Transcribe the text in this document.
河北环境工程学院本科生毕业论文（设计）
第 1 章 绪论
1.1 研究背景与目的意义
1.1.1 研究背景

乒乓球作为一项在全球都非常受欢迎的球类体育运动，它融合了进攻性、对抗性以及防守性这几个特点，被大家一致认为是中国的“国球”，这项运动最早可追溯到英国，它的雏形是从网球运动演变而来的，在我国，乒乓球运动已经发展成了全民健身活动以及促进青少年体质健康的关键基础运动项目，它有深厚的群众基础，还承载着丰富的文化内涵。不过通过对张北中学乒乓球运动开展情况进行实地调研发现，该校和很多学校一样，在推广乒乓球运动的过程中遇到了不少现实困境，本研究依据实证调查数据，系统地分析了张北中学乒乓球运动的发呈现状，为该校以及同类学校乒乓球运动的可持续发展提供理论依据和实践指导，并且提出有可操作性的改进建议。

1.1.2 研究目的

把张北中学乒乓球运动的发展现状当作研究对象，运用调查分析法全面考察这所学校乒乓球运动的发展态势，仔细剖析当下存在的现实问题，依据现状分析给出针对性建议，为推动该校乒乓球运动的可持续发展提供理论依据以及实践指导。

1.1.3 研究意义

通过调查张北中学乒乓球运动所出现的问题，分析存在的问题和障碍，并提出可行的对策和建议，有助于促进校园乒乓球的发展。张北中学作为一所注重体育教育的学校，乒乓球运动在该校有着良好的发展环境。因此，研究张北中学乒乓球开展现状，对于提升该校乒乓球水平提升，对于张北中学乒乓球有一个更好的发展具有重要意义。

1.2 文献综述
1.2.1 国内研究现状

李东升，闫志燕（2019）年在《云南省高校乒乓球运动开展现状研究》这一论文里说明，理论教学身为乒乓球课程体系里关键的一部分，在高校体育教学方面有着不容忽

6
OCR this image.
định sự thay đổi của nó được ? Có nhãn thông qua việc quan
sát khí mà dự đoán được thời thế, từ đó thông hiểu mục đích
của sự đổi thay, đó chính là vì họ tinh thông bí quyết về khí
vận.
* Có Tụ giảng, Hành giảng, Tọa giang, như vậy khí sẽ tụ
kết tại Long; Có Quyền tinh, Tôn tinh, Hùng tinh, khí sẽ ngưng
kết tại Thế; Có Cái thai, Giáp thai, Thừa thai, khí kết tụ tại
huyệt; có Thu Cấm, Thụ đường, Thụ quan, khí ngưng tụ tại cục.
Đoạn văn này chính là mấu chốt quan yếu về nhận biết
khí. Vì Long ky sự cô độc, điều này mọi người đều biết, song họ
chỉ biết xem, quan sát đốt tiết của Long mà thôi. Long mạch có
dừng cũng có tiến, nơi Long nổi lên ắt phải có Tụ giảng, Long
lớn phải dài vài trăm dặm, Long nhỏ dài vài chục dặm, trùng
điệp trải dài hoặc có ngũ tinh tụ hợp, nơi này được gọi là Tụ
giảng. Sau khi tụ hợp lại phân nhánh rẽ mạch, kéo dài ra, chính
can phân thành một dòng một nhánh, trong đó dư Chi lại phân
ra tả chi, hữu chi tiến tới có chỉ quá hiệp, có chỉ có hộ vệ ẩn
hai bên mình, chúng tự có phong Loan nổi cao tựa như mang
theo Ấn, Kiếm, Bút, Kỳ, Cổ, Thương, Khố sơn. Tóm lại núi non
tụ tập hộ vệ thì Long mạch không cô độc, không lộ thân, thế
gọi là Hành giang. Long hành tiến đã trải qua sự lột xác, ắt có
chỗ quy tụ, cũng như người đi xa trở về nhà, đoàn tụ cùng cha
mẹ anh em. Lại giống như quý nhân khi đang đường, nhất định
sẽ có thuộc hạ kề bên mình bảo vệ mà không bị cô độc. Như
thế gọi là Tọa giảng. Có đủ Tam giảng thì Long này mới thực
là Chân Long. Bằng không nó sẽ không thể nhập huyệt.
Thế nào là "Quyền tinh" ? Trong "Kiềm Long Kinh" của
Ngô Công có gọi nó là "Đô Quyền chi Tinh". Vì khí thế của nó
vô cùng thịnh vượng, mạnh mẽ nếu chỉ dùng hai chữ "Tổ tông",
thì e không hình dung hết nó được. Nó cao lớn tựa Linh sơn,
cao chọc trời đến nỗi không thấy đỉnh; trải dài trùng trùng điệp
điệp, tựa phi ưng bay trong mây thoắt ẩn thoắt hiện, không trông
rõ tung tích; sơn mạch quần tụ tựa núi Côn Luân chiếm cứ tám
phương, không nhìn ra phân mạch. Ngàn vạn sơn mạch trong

**Exercise instructions**: Transcribe every entry word for word.

**Task solution**:
Transcribe the text in this document.
河北环境工程学院本科生毕业论文（设计）
第 1 章 绪论
1.1 研究背景与目的意义
1.1.1 研究背景

乒乓球作为一项在全球都非常受欢迎的球类体育运动，它融合了进攻性、对抗性以及防守性这几个特点，被大家一致认为是中国的“国球”，这项运动最早可追溯到英国，它的雏形是从网球运动演变而来的，在我国，乒乓球运动已经发展成了全民健身活动以及促进青少年体质健康的关键基础运动项目，它有深厚的群众基础，还承载着丰富的文化内涵。不过通过对张北中学乒乓球运动开展情况进行实地调研发现，该校和很多学校一样，在推广乒乓球运动的过程中遇到了不少现实困境，本研究依据实证调查数据，系统地分析了张北中学乒乓球运动的发呈现状，为该校以及同类学校乒乓球运动的可持续发展提供理论依据和实践指导，并且提出有可操作性的改进建议。

1.1.2 研究目的

把张北中学乒乓球运动的发展现状当作研究对象，运用调查分析法全面考察这所学校乒乓球运动的发展态势，仔细剖析当下存在的现实问题，依据现状分析给出针对性建议，为推动该校乒乓球运动的可持续发展提供理论依据以及实践指导。

1.1.3 研究意义

通过调查张北中学乒乓球运动所出现的问题，分析存在的问题和障碍，并提出可行的对策和建议，有助于促进校园乒乓球的发展。张北中学作为一所注重体育教育的学校，乒乓球运动在该校有着良好的发展环境。因此，研究张北中学乒乓球开展现状，对于提升该校乒乓球水平提升，对于张北中学乒乓球有一个更好的发展具有重要意义。

1.2 文献综述
1.2.1 国内研究现状

李东升，闫志燕（2019）年在《云南省高校乒乓球运动开展现状研究》这一论文里说明，理论教学身为乒乓球课程体系里关键的一部分，在高校体育教学方面有着不容忽

6
OCR this image.
định sự thay đổi của nó được ? Có nhãn thông qua việc quan
sát khí mà dự đoán được thời thế, từ đó thông hiểu mục đích
của sự đổi thay, đó chính là vì họ tinh thông bí quyết về khí
vận.
* Có Tụ giảng, Hành giảng, Tọa giang, như vậy khí sẽ tụ
kết tại Long; Có Quyền tinh, Tôn tinh, Hùng tinh, khí sẽ ngưng
kết tại Thế; Có Cái thai, Giáp thai, Thừa thai, khí kết tụ tại
huyệt; có Thu Cấm, Thụ đường, Thụ quan, khí ngưng tụ tại cục.
Đoạn văn này chính là mấu chốt quan yếu về nhận biết
khí. Vì Long ky sự cô độc, điều này mọi người đều biết, song họ
chỉ biết xem, quan sát đốt tiết của Long mà thôi. Long mạch có
dừng cũng có tiến, nơi Long nổi lên ắt phải có Tụ giảng, Long
lớn phải dài vài trăm dặm, Long nhỏ dài vài chục dặm, trùng
điệp trải dài hoặc có ngũ tinh tụ hợp, nơi này được gọi là Tụ
giảng. Sau khi tụ hợp lại phân nhánh rẽ mạch, kéo dài ra, chính
can phân thành một dòng một nhánh, trong đó dư Chi lại phân
ra tả chi, hữu chi tiến tới có chỉ quá hiệp, có chỉ có hộ vệ ẩn
hai bên mình, chúng tự có phong Loan nổi cao tựa như mang
theo Ấn, Kiếm, Bút, Kỳ, Cổ, Thương, Khố sơn. Tóm lại núi non
tụ tập hộ vệ thì Long mạch không cô độc, không lộ thân, thế
gọi là Hành giang. Long hành tiến đã trải qua sự lột xác, ắt có
chỗ quy tụ, cũng như người đi xa trở về nhà, đoàn tụ cùng cha
mẹ anh em. Lại giống như quý nhân khi đang đường, nhất định
sẽ có thuộc hạ kề bên mình bảo vệ mà không bị cô độc. Như
thế gọi là Tọa giảng. Có đủ Tam giảng thì Long này mới thực
là Chân Long. Bằng không nó sẽ không thể nhập huyệt.
Thế nào là "Quyền tinh" ? Trong "Kiềm Long Kinh" của
Ngô Công có gọi nó là "Đô Quyền chi Tinh". Vì khí thế của nó
vô cùng thịnh vượng, mạnh mẽ nếu chỉ dùng hai chữ "Tổ tông",
thì e không hình dung hết nó được. Nó cao lớn tựa Linh sơn,
cao chọc trời đến nỗi không thấy đỉnh; trải dài trùng trùng điệp
điệp, tựa phi ưng bay trong mây thoắt ẩn thoắt hiện, không trông
rõ tung tích; sơn mạch quần tụ tựa núi Côn Luân chiếm cứ tám
phương, không nhìn ra phân mạch. Ngàn vạn sơn mạch trong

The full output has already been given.